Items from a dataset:
·····

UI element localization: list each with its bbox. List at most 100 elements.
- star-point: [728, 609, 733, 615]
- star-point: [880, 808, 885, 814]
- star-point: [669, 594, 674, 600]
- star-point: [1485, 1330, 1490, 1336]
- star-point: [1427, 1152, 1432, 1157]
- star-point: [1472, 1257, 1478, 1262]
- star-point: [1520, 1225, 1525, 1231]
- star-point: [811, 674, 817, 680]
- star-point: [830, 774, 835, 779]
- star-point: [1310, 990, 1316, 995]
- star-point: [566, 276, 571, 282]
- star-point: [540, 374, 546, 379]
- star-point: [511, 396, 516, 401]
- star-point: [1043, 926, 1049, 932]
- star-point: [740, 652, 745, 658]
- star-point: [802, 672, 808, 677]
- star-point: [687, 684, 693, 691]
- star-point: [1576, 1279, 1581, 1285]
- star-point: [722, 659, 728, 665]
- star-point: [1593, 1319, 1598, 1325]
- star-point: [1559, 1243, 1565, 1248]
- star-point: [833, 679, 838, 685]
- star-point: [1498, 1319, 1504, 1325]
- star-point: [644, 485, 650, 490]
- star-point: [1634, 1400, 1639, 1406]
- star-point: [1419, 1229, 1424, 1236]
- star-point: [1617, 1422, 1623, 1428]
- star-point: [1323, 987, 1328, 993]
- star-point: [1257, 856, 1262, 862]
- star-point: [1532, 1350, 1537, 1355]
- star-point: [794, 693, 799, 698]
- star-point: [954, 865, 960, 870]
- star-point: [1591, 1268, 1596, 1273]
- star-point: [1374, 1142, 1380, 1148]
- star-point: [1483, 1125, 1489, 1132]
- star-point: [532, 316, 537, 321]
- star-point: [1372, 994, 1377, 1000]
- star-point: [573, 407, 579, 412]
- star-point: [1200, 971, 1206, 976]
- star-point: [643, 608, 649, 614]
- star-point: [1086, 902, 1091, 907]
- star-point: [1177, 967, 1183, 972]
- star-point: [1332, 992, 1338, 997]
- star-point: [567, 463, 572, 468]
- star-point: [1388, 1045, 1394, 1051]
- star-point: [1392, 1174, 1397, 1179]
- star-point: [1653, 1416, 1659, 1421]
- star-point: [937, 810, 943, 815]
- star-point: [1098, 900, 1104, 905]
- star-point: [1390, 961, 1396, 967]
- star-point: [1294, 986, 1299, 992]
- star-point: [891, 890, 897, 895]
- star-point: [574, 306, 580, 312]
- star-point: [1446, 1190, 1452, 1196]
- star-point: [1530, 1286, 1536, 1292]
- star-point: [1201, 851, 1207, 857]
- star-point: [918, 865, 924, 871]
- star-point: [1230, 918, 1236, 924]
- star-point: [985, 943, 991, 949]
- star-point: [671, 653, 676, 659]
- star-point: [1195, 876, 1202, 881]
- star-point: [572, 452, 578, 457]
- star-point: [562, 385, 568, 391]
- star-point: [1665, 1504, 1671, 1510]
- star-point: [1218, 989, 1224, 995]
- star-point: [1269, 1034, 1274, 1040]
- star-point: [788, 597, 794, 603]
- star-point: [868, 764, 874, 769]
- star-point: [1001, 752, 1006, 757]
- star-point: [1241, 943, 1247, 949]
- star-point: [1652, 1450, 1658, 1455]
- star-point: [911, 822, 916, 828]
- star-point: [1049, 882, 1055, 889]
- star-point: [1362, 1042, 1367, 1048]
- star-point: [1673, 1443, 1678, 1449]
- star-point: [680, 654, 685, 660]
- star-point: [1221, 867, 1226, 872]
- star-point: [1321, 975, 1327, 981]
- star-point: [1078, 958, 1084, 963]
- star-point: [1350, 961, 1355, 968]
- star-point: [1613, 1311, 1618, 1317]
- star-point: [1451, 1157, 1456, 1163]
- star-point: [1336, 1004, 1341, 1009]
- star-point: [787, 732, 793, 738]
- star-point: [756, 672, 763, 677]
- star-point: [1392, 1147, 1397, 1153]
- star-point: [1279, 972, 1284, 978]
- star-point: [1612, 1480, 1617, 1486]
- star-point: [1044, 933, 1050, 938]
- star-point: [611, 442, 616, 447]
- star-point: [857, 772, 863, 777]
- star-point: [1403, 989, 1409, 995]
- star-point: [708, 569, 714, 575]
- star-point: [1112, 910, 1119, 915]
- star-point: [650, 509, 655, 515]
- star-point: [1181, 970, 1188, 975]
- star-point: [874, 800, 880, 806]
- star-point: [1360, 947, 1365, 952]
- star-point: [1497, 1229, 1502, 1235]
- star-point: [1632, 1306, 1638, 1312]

·····

_Task directions_: Reproduce all of the records above verbatim, line for line, without any alteration.

_Written response_:
UI element localization: list each with its bbox. List at most 100 elements.
- star-point: [728, 609, 733, 615]
- star-point: [880, 808, 885, 814]
- star-point: [669, 594, 674, 600]
- star-point: [1485, 1330, 1490, 1336]
- star-point: [1427, 1152, 1432, 1157]
- star-point: [1472, 1257, 1478, 1262]
- star-point: [1520, 1225, 1525, 1231]
- star-point: [811, 674, 817, 680]
- star-point: [830, 774, 835, 779]
- star-point: [1310, 990, 1316, 995]
- star-point: [566, 276, 571, 282]
- star-point: [540, 374, 546, 379]
- star-point: [511, 396, 516, 401]
- star-point: [1043, 926, 1049, 932]
- star-point: [740, 652, 745, 658]
- star-point: [802, 672, 808, 677]
- star-point: [687, 684, 693, 691]
- star-point: [1576, 1279, 1581, 1285]
- star-point: [722, 659, 728, 665]
- star-point: [1593, 1319, 1598, 1325]
- star-point: [1559, 1243, 1565, 1248]
- star-point: [833, 679, 838, 685]
- star-point: [1498, 1319, 1504, 1325]
- star-point: [644, 485, 650, 490]
- star-point: [1634, 1400, 1639, 1406]
- star-point: [1419, 1229, 1424, 1236]
- star-point: [1617, 1422, 1623, 1428]
- star-point: [1323, 987, 1328, 993]
- star-point: [1257, 856, 1262, 862]
- star-point: [1532, 1350, 1537, 1355]
- star-point: [794, 693, 799, 698]
- star-point: [954, 865, 960, 870]
- star-point: [1591, 1268, 1596, 1273]
- star-point: [1374, 1142, 1380, 1148]
- star-point: [1483, 1125, 1489, 1132]
- star-point: [532, 316, 537, 321]
- star-point: [1372, 994, 1377, 1000]
- star-point: [573, 407, 579, 412]
- star-point: [1200, 971, 1206, 976]
- star-point: [643, 608, 649, 614]
- star-point: [1086, 902, 1091, 907]
- star-point: [1177, 967, 1183, 972]
- star-point: [1332, 992, 1338, 997]
- star-point: [567, 463, 572, 468]
- star-point: [1388, 1045, 1394, 1051]
- star-point: [1392, 1174, 1397, 1179]
- star-point: [1653, 1416, 1659, 1421]
- star-point: [937, 810, 943, 815]
- star-point: [1098, 900, 1104, 905]
- star-point: [1390, 961, 1396, 967]
- star-point: [1294, 986, 1299, 992]
- star-point: [891, 890, 897, 895]
- star-point: [574, 306, 580, 312]
- star-point: [1446, 1190, 1452, 1196]
- star-point: [1530, 1286, 1536, 1292]
- star-point: [1201, 851, 1207, 857]
- star-point: [918, 865, 924, 871]
- star-point: [1230, 918, 1236, 924]
- star-point: [985, 943, 991, 949]
- star-point: [671, 653, 676, 659]
- star-point: [1195, 876, 1202, 881]
- star-point: [572, 452, 578, 457]
- star-point: [562, 385, 568, 391]
- star-point: [1665, 1504, 1671, 1510]
- star-point: [1218, 989, 1224, 995]
- star-point: [1269, 1034, 1274, 1040]
- star-point: [788, 597, 794, 603]
- star-point: [868, 764, 874, 769]
- star-point: [1001, 752, 1006, 757]
- star-point: [1241, 943, 1247, 949]
- star-point: [1652, 1450, 1658, 1455]
- star-point: [911, 822, 916, 828]
- star-point: [1049, 882, 1055, 889]
- star-point: [1362, 1042, 1367, 1048]
- star-point: [1673, 1443, 1678, 1449]
- star-point: [680, 654, 685, 660]
- star-point: [1221, 867, 1226, 872]
- star-point: [1321, 975, 1327, 981]
- star-point: [1078, 958, 1084, 963]
- star-point: [1350, 961, 1355, 968]
- star-point: [1613, 1311, 1618, 1317]
- star-point: [1451, 1157, 1456, 1163]
- star-point: [1336, 1004, 1341, 1009]
- star-point: [787, 732, 793, 738]
- star-point: [756, 672, 763, 677]
- star-point: [1392, 1147, 1397, 1153]
- star-point: [1279, 972, 1284, 978]
- star-point: [1612, 1480, 1617, 1486]
- star-point: [1044, 933, 1050, 938]
- star-point: [611, 442, 616, 447]
- star-point: [857, 772, 863, 777]
- star-point: [1403, 989, 1409, 995]
- star-point: [708, 569, 714, 575]
- star-point: [1112, 910, 1119, 915]
- star-point: [650, 509, 655, 515]
- star-point: [1181, 970, 1188, 975]
- star-point: [874, 800, 880, 806]
- star-point: [1360, 947, 1365, 952]
- star-point: [1497, 1229, 1502, 1235]
- star-point: [1632, 1306, 1638, 1312]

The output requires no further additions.